Given task:
Comb the records below for the string "this" and copy each line where it turns up.

Extracted material:

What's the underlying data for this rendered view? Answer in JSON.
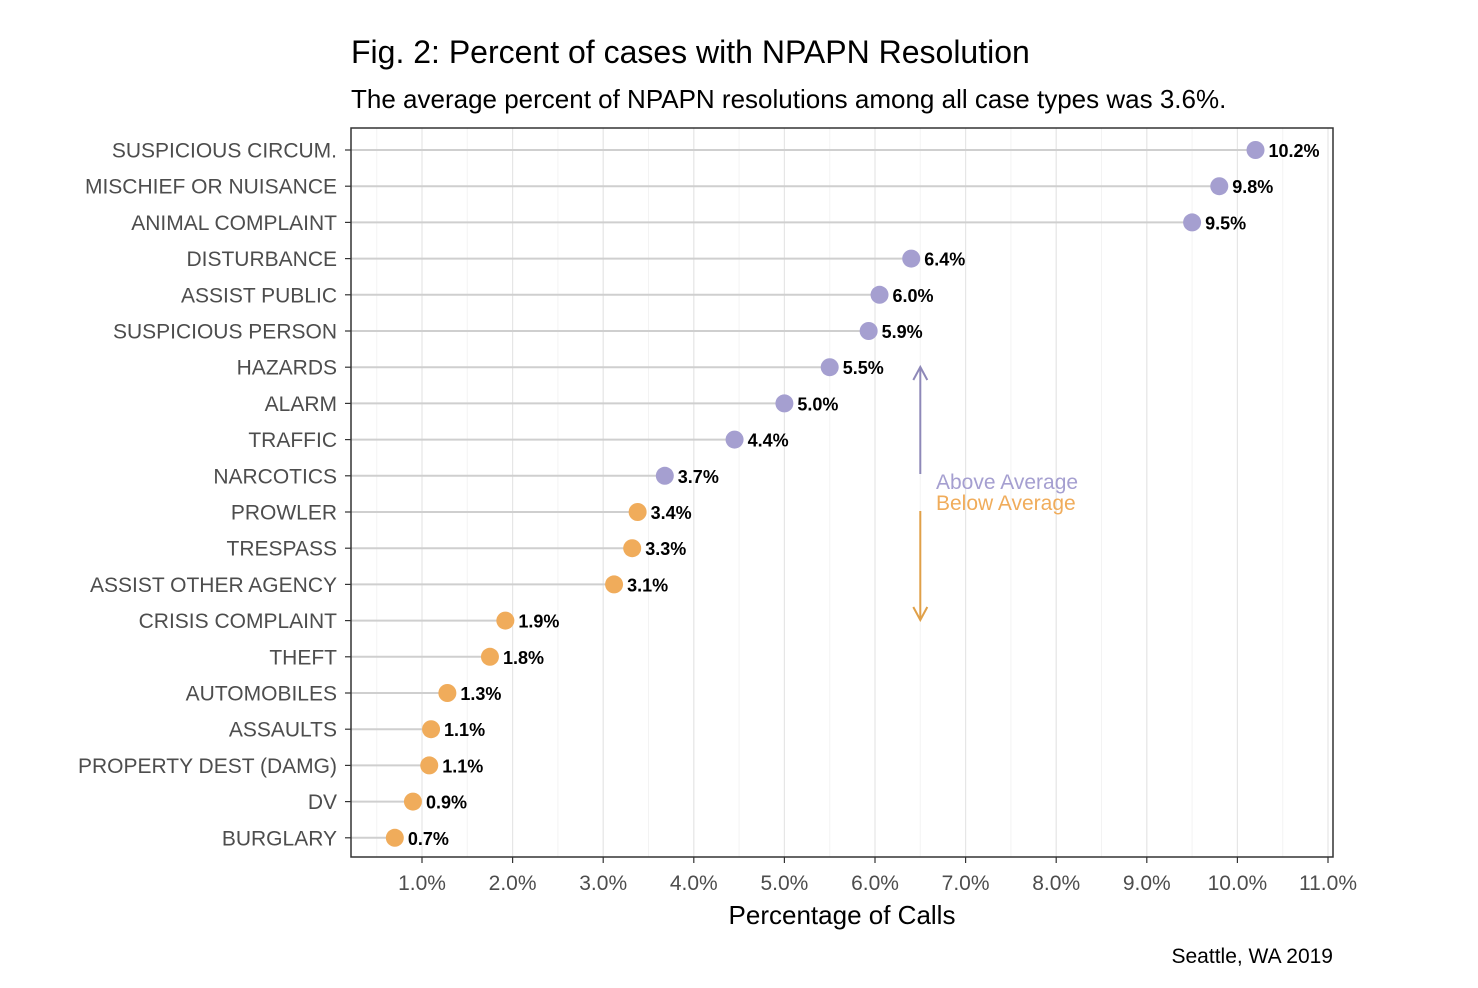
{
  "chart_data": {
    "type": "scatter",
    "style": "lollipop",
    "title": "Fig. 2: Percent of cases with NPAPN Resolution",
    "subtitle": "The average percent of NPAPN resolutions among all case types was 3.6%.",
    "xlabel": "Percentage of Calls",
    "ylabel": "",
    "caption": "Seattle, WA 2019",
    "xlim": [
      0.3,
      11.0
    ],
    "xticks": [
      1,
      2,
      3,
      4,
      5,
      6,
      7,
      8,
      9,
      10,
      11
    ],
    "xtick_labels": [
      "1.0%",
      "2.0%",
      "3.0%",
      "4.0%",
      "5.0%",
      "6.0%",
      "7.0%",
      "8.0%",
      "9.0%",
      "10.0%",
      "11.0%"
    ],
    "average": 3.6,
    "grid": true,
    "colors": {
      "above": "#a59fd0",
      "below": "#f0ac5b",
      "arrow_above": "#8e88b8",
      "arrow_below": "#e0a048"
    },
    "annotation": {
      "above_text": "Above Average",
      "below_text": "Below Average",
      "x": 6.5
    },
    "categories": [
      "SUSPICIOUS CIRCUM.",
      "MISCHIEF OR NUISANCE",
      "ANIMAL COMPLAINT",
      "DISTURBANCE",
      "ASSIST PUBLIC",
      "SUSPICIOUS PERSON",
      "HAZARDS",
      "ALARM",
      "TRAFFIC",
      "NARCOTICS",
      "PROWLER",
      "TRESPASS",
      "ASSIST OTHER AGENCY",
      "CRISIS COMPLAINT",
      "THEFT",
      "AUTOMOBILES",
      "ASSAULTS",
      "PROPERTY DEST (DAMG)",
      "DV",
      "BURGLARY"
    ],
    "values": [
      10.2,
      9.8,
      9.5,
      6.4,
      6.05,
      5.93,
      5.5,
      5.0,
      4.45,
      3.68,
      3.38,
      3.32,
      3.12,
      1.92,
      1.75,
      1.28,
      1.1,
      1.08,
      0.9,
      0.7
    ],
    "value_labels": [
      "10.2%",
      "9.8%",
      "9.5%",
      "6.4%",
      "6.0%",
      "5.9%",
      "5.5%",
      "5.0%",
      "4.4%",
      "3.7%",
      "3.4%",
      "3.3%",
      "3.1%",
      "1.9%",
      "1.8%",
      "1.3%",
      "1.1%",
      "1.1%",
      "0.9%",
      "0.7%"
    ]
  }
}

==

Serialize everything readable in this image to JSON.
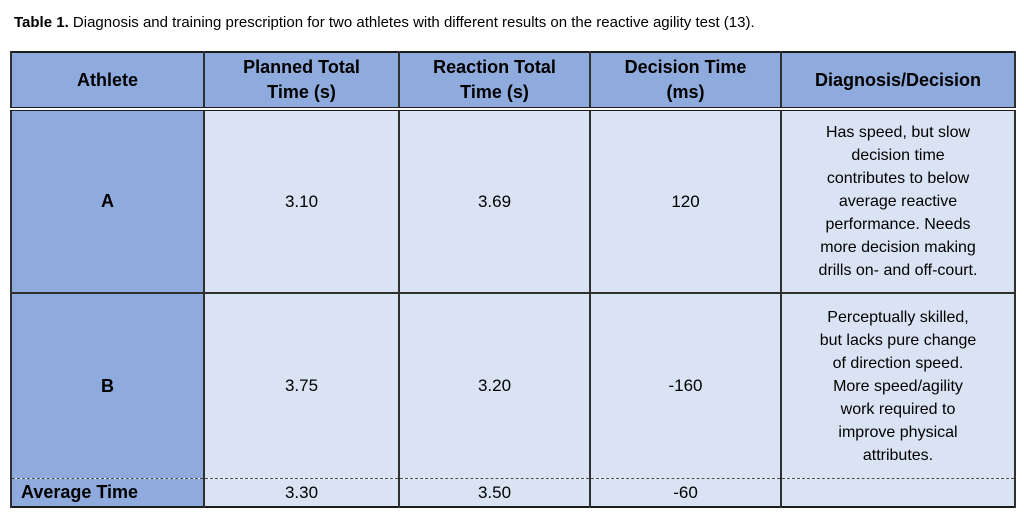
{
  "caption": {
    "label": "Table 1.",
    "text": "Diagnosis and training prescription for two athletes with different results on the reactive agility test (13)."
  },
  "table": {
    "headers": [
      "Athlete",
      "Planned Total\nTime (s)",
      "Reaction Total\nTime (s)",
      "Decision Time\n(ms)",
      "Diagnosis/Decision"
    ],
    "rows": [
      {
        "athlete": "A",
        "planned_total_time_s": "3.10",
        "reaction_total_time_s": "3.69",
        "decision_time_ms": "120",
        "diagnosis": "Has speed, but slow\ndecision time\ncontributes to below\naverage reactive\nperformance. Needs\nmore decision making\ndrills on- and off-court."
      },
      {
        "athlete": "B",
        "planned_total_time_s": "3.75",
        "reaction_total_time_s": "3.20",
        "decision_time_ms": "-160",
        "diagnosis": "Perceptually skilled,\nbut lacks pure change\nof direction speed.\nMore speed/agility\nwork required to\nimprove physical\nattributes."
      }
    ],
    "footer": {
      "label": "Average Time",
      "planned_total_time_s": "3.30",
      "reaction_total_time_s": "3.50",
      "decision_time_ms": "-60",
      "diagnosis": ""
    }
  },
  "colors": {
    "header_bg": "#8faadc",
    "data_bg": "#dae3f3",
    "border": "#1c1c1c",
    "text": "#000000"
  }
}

--

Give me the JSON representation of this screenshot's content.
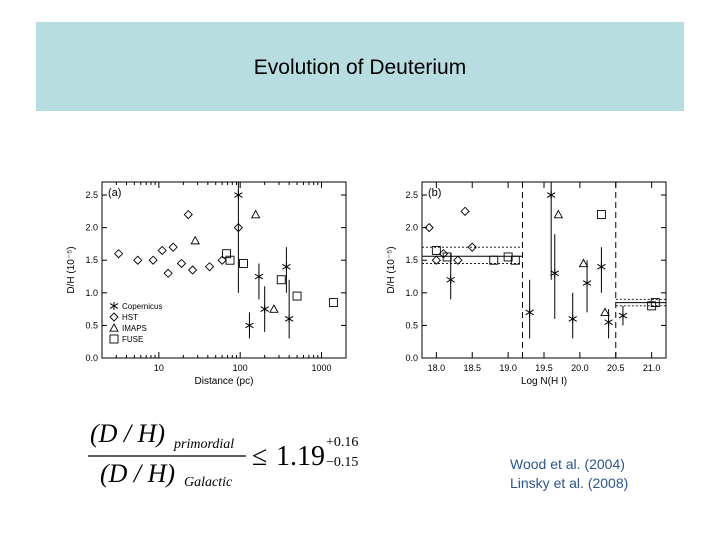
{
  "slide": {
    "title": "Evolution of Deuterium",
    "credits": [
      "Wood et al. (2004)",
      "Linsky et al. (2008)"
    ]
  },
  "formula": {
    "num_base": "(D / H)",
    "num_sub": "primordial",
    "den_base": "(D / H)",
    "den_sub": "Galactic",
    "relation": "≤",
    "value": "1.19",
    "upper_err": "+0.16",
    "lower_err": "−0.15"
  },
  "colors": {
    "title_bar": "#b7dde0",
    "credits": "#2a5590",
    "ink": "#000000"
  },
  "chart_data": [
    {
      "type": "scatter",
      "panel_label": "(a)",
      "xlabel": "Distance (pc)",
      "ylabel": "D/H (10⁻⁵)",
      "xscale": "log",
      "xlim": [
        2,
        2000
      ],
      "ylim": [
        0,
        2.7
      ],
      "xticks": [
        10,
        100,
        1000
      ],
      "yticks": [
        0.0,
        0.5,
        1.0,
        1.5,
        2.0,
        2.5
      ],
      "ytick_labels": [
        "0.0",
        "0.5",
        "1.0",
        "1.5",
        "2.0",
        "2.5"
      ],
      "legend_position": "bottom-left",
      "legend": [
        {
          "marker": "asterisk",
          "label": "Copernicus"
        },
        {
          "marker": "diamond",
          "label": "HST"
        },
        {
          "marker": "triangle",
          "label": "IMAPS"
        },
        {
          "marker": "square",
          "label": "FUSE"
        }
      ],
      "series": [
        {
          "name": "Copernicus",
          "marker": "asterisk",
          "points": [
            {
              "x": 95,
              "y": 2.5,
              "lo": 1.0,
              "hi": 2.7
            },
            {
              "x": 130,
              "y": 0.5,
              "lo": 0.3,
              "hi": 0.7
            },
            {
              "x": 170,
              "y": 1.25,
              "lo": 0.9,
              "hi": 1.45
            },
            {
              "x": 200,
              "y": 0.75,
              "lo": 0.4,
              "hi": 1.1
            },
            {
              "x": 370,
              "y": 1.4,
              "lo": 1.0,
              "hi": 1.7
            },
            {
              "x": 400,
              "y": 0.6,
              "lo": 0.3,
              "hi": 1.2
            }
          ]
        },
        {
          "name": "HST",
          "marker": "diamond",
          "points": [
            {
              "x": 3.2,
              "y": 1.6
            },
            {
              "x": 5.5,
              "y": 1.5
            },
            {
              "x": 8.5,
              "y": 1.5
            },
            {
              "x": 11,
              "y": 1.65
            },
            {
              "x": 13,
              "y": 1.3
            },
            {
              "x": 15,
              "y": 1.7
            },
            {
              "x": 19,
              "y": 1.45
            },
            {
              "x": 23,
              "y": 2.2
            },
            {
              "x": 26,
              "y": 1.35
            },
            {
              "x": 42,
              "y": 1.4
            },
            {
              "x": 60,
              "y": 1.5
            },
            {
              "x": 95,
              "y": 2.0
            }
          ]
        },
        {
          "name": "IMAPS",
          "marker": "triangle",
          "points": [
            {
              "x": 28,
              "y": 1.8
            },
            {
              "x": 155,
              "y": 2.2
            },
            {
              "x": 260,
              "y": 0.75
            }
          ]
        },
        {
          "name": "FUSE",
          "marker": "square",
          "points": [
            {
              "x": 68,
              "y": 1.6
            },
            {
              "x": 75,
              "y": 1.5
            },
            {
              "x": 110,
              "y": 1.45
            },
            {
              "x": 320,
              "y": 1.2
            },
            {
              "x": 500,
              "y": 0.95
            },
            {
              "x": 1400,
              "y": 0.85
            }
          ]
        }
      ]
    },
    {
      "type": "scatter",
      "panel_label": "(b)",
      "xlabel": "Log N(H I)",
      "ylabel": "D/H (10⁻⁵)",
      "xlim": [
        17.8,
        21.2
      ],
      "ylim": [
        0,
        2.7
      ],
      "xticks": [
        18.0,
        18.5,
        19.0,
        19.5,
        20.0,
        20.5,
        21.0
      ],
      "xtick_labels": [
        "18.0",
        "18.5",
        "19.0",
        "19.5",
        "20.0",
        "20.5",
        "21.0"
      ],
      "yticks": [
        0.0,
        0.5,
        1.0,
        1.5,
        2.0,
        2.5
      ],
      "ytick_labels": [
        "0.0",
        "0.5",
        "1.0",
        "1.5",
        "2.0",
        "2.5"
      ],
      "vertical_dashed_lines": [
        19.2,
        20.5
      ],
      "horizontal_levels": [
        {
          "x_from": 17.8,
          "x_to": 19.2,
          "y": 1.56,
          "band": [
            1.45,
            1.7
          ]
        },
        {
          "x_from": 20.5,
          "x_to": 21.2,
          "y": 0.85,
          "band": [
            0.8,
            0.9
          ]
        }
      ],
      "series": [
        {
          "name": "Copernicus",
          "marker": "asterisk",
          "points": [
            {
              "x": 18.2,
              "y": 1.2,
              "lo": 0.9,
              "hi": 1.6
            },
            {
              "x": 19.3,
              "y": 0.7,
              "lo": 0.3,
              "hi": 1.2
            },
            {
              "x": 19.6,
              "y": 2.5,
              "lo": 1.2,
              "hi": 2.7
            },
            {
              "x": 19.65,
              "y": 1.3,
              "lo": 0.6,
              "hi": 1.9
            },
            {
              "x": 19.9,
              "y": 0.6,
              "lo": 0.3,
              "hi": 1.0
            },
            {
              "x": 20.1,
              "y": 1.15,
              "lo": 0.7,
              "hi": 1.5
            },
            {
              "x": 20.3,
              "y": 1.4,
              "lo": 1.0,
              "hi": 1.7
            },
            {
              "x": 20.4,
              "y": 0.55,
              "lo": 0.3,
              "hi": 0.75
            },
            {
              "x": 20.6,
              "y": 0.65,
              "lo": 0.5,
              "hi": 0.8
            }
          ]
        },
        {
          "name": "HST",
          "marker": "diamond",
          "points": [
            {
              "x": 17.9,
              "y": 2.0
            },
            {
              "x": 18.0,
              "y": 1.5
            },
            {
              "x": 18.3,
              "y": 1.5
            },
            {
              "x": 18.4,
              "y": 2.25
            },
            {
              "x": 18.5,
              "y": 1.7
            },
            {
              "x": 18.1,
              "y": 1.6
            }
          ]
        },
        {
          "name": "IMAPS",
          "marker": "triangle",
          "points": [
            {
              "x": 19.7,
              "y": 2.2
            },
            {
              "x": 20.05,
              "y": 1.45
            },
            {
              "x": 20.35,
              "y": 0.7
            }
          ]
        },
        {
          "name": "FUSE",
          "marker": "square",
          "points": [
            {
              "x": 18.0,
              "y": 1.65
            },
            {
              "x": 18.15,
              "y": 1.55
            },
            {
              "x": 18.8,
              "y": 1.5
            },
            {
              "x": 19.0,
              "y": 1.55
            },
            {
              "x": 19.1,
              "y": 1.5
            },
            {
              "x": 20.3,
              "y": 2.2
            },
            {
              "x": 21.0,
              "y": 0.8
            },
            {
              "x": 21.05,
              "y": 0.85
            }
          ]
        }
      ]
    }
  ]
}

Written answer:
What's the underlying data for this rendered view? Answer in JSON.
Serialize everything readable in this image to JSON.
Give me the JSON representation of this screenshot's content.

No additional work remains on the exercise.